DATA SHOWN:
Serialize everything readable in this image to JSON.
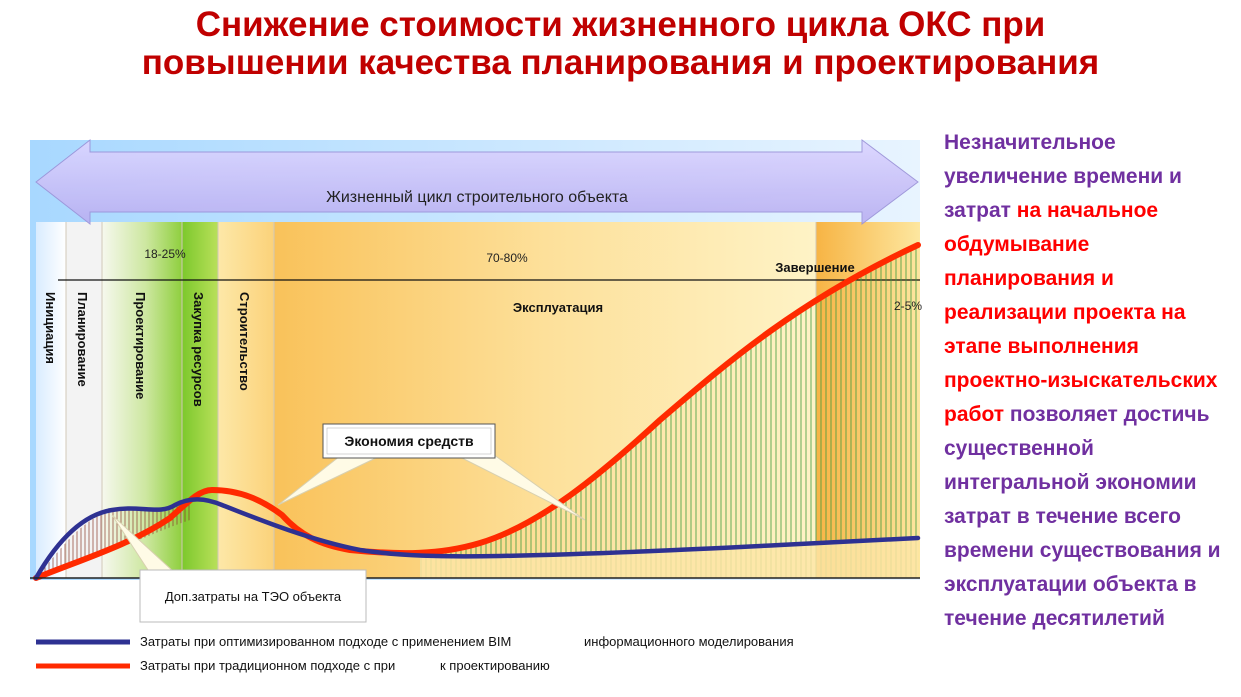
{
  "title": {
    "line1": "Снижение стоимости жизненного цикла ОКС при",
    "line2": "повышении качества планирования и проектирования"
  },
  "arrow_label": "Жизненный цикл строительного объекта",
  "phases": [
    {
      "label": "Инициация"
    },
    {
      "label": "Планирование"
    },
    {
      "label": "Проектирование"
    },
    {
      "label": "Закупка ресурсов"
    },
    {
      "label": "Строительство"
    },
    {
      "label": "Эксплуатация"
    },
    {
      "label": "Завершение"
    }
  ],
  "percentages": {
    "design": "18-25%",
    "operation": "70-80%",
    "completion": "2-5%"
  },
  "callouts": {
    "savings": "Экономия средств",
    "extra_costs": "Доп.затраты на ТЭО объекта"
  },
  "legend": [
    {
      "text_a": "Затраты при оптимизированном подходе с применением BIM",
      "text_b": "информационного моделирования",
      "color": "#2e3192"
    },
    {
      "text_a": "Затраты при традиционном подходе с при",
      "text_b": "к проектированию",
      "color": "#ff2a00"
    }
  ],
  "side_text": [
    {
      "text": "Незначительное увеличение времени и затрат ",
      "color": "#7030a0"
    },
    {
      "text": "на начальное обдумывание планирования и реализации проекта на этапе выполнения проектно-изыскательских работ ",
      "color": "#ff0000"
    },
    {
      "text": "позволяет достичь существенной интегральной экономии затрат в течение всего времени существования и эксплуатации объекта в течение десятилетий",
      "color": "#7030a0"
    }
  ]
}
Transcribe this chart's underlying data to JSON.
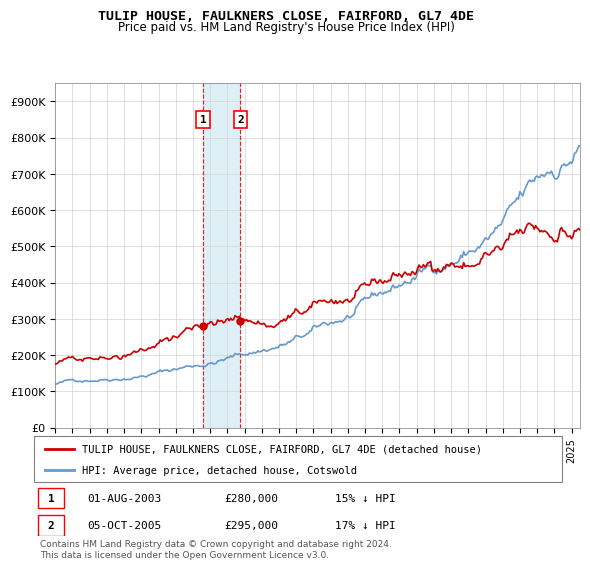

SHORT EXERCISE: Copy each line of the records precisely and drop any images they hold.

EXPECTED ANSWER:
Serialize everything readable in this image to JSON.
{
  "title": {
    "line1": "Снижение стоимости жизненного цикла ОКС при",
    "line2": "повышении качества планирования и проектирования"
  },
  "arrow_label": "Жизненный цикл строительного объекта",
  "phases": [
    {
      "label": "Инициация"
    },
    {
      "label": "Планирование"
    },
    {
      "label": "Проектирование"
    },
    {
      "label": "Закупка ресурсов"
    },
    {
      "label": "Строительство"
    },
    {
      "label": "Эксплуатация"
    },
    {
      "label": "Завершение"
    }
  ],
  "percentages": {
    "design": "18-25%",
    "operation": "70-80%",
    "completion": "2-5%"
  },
  "callouts": {
    "savings": "Экономия средств",
    "extra_costs": "Доп.затраты на ТЭО объекта"
  },
  "legend": [
    {
      "text_a": "Затраты при оптимизированном подходе с применением BIM",
      "text_b": "информационного моделирования",
      "color": "#2e3192"
    },
    {
      "text_a": "Затраты при традиционном подходе с при",
      "text_b": "к проектированию",
      "color": "#ff2a00"
    }
  ],
  "side_text": [
    {
      "text": "Незначительное увеличение времени и затрат ",
      "color": "#7030a0"
    },
    {
      "text": "на начальное обдумывание планирования и реализации проекта на этапе выполнения проектно-изыскательских работ ",
      "color": "#ff0000"
    },
    {
      "text": "позволяет достичь существенной интегральной экономии затрат в течение всего времени существования и эксплуатации объекта в течение десятилетий",
      "color": "#7030a0"
    }
  ]
}
Transcribe this chart's underlying data to JSON.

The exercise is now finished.